- [Items from a dataset]:
[Start]
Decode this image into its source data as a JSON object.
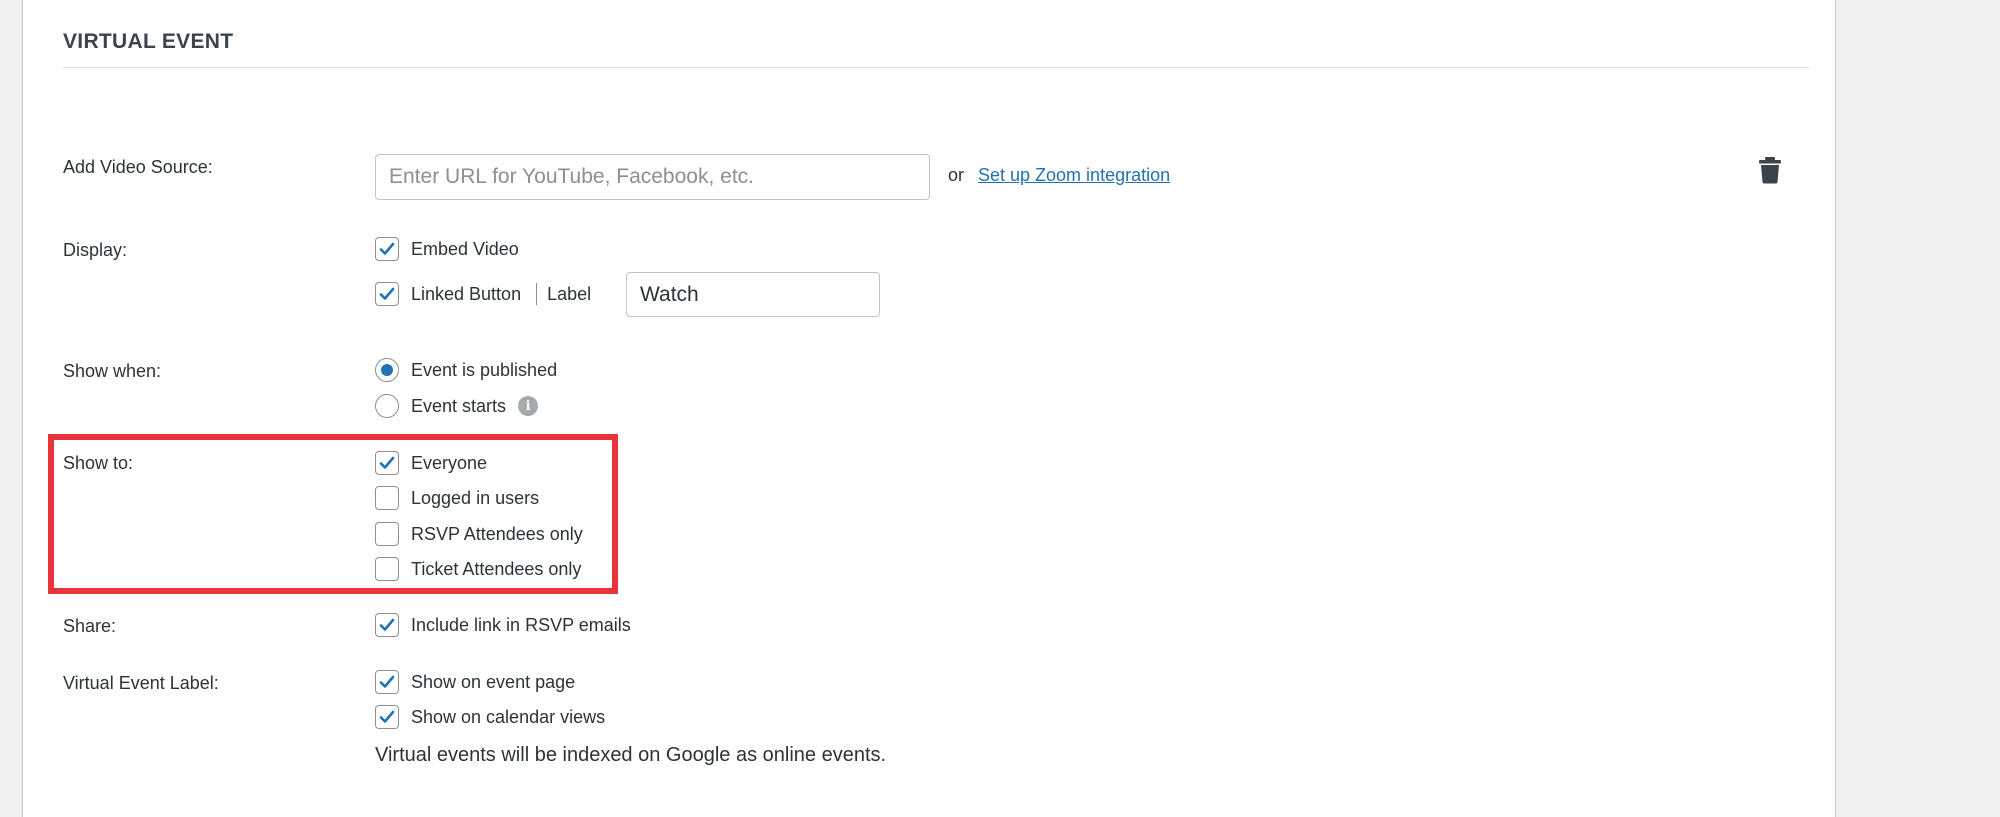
{
  "section": {
    "title": "VIRTUAL EVENT"
  },
  "video_source": {
    "label": "Add Video Source:",
    "placeholder": "Enter URL for YouTube, Facebook, etc.",
    "value": "",
    "or_text": "or",
    "zoom_link": "Set up Zoom integration",
    "delete_icon": "trash-icon"
  },
  "display": {
    "label": "Display:",
    "embed_video": {
      "label": "Embed Video",
      "checked": true
    },
    "linked_button": {
      "label": "Linked Button",
      "checked": true
    },
    "button_label_caption": "Label",
    "button_label_value": "Watch"
  },
  "show_when": {
    "label": "Show when:",
    "options": [
      {
        "label": "Event is published",
        "selected": true
      },
      {
        "label": "Event starts",
        "selected": false
      }
    ],
    "info_icon": "info-icon"
  },
  "show_to": {
    "label": "Show to:",
    "options": [
      {
        "label": "Everyone",
        "checked": true
      },
      {
        "label": "Logged in users",
        "checked": false
      },
      {
        "label": "RSVP Attendees only",
        "checked": false
      },
      {
        "label": "Ticket Attendees only",
        "checked": false
      }
    ]
  },
  "share": {
    "label": "Share:",
    "option": {
      "label": "Include link in RSVP emails",
      "checked": true
    }
  },
  "virtual_label": {
    "label": "Virtual Event Label:",
    "options": [
      {
        "label": "Show on event page",
        "checked": true
      },
      {
        "label": "Show on calendar views",
        "checked": true
      }
    ],
    "note": "Virtual events will be indexed on Google as online events."
  },
  "colors": {
    "accent": "#2271b1",
    "highlight_border": "#e8333b",
    "panel_background": "#ffffff",
    "page_background": "#f0f0f1"
  }
}
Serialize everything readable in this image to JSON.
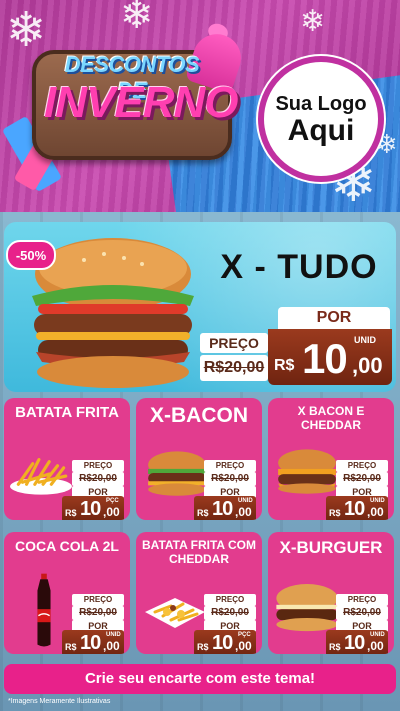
[End]
- [Work instructions]: The pictures in the entries should be left out; output everything else exactly.

- [The response]:
Decode this image into its source data as a JSON object.
{
  "section": {
    "title": "VIRTUAL EVENT"
  },
  "video_source": {
    "label": "Add Video Source:",
    "placeholder": "Enter URL for YouTube, Facebook, etc.",
    "value": "",
    "or_text": "or",
    "zoom_link": "Set up Zoom integration",
    "delete_icon": "trash-icon"
  },
  "display": {
    "label": "Display:",
    "embed_video": {
      "label": "Embed Video",
      "checked": true
    },
    "linked_button": {
      "label": "Linked Button",
      "checked": true
    },
    "button_label_caption": "Label",
    "button_label_value": "Watch"
  },
  "show_when": {
    "label": "Show when:",
    "options": [
      {
        "label": "Event is published",
        "selected": true
      },
      {
        "label": "Event starts",
        "selected": false
      }
    ],
    "info_icon": "info-icon"
  },
  "show_to": {
    "label": "Show to:",
    "options": [
      {
        "label": "Everyone",
        "checked": true
      },
      {
        "label": "Logged in users",
        "checked": false
      },
      {
        "label": "RSVP Attendees only",
        "checked": false
      },
      {
        "label": "Ticket Attendees only",
        "checked": false
      }
    ]
  },
  "share": {
    "label": "Share:",
    "option": {
      "label": "Include link in RSVP emails",
      "checked": true
    }
  },
  "virtual_label": {
    "label": "Virtual Event Label:",
    "options": [
      {
        "label": "Show on event page",
        "checked": true
      },
      {
        "label": "Show on calendar views",
        "checked": true
      }
    ],
    "note": "Virtual events will be indexed on Google as online events."
  },
  "colors": {
    "accent": "#2271b1",
    "highlight_border": "#e8333b",
    "panel_background": "#ffffff",
    "page_background": "#f0f0f1"
  }
}
Serialize everything readable in this image to JSON.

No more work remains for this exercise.